Boreholes or wellbores drilled into earth formations for the extraction of hydrocarbons are typically lined with a casing. Liners such as tubing may have to be installed in the wellbores as part of the extraction process. A liner secured to a liner hanger is lowered into the wellbore by a running tool connected to a work string. At a selected location, the liner hanger is activated to grip the casing and thus secure the liner in place. Once the liner hanger is activated, the running tool releases the liner hanger and the running tool is returned to the surface. One way to activate a liner hanger requires a ball to drop and seal an opening in the liner hanger. Unfortunately, this can disrupt a flow of wellbore conditioning fluids while the hanger is being set. Hence, it would be well received in the hydrocarbon production industry if apparatuses and methods were developed to improve the installation of liner hangers.

● EXERCISE TASK
Please list every piece of hardware that the passage on liner hangers names.

● RECORDED INFORMATION
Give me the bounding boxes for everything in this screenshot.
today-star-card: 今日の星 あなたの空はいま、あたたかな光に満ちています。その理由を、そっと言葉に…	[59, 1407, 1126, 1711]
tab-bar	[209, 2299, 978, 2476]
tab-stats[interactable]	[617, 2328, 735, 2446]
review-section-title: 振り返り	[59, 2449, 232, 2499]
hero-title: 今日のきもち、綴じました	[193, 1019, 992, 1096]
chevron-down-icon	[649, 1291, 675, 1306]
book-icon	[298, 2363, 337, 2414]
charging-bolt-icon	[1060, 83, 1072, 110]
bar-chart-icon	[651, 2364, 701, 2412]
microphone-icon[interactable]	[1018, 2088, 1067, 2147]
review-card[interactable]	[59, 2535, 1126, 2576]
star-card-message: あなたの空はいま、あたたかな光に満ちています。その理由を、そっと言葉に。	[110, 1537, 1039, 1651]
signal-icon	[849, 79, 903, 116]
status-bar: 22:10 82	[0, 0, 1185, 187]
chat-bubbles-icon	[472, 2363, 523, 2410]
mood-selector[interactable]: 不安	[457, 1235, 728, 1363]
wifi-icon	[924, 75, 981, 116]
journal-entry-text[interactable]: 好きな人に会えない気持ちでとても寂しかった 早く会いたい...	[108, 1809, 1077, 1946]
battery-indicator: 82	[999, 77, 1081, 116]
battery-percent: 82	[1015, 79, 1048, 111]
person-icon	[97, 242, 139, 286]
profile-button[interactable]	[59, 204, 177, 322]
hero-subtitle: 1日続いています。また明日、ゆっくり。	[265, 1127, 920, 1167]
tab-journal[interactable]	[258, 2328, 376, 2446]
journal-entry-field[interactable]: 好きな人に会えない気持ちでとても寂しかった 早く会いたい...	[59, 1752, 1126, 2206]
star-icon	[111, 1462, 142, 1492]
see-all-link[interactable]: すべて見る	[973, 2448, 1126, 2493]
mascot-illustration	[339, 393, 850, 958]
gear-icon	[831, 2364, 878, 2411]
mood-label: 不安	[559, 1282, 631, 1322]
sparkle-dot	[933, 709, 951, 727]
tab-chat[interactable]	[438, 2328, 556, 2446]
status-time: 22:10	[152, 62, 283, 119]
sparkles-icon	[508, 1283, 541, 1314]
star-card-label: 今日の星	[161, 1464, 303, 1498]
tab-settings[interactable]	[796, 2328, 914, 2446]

● SOLUTION FOR THIS EXERCISE
- Casing
- Liner (such as tubing)
- Liner hanger
- Running tool
- Work string
- Ball